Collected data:
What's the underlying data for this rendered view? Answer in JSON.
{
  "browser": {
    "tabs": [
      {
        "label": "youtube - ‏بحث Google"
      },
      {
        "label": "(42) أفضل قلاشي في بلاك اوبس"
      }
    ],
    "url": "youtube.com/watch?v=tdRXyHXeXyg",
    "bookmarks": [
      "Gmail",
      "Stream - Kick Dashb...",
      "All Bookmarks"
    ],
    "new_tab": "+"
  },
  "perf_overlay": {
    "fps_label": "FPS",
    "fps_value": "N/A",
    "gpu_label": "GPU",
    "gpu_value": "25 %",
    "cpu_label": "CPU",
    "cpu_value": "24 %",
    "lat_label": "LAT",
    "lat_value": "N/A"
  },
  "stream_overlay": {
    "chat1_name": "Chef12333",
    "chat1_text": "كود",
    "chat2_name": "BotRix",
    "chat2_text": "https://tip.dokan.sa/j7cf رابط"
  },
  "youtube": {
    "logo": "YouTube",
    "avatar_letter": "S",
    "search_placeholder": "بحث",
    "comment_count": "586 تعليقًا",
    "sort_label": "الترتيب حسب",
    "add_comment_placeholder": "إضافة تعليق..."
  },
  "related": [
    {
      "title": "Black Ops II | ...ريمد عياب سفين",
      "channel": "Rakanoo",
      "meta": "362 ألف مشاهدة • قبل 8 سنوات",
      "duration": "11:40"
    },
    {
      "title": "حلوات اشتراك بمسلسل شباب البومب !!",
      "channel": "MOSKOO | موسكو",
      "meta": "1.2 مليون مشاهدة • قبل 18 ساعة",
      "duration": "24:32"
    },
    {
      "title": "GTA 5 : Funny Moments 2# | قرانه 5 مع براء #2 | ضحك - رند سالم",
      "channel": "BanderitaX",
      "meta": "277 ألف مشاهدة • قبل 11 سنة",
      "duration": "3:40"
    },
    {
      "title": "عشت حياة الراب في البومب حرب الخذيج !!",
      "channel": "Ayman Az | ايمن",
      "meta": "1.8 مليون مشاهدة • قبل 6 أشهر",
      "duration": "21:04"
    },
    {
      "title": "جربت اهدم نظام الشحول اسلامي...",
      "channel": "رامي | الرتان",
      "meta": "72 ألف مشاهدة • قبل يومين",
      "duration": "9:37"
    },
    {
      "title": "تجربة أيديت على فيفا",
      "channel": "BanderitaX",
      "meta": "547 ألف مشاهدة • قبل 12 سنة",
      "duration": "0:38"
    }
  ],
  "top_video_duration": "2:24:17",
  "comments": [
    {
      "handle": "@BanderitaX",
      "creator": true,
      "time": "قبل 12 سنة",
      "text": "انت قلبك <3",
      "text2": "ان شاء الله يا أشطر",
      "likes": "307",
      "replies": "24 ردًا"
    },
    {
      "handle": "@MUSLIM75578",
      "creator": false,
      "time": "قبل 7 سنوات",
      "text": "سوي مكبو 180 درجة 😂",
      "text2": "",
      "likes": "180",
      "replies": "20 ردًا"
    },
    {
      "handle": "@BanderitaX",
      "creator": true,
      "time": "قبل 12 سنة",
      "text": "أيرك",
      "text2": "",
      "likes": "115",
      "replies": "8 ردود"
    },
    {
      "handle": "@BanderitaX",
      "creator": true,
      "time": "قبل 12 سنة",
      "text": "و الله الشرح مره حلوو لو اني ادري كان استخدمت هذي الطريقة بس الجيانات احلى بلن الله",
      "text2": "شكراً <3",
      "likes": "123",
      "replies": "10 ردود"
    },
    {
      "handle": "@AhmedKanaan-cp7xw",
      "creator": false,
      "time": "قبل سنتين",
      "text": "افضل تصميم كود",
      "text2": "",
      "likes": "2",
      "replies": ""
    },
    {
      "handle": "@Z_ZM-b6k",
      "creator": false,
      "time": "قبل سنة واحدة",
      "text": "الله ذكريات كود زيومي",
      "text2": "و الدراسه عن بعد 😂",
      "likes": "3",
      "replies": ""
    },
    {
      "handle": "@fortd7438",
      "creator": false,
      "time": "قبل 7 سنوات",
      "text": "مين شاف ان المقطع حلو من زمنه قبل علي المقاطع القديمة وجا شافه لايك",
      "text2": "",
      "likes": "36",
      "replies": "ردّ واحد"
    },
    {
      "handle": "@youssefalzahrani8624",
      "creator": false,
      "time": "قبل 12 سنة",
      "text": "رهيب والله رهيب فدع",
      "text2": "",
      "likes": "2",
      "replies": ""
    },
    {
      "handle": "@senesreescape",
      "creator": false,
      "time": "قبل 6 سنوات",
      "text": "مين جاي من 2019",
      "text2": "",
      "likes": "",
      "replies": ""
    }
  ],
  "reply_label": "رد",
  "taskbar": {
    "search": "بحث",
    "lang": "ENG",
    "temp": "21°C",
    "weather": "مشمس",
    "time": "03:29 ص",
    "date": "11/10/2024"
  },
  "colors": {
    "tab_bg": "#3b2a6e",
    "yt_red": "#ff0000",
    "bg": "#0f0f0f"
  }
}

What you have to do:
Go through the material and copy out every line with "سنوات" in it.

Result:
      "meta": "362 ألف مشاهدة • قبل 8 سنوات",
      "time": "قبل 7 سنوات",
      "time": "قبل 7 سنوات",
      "time": "قبل 6 سنوات",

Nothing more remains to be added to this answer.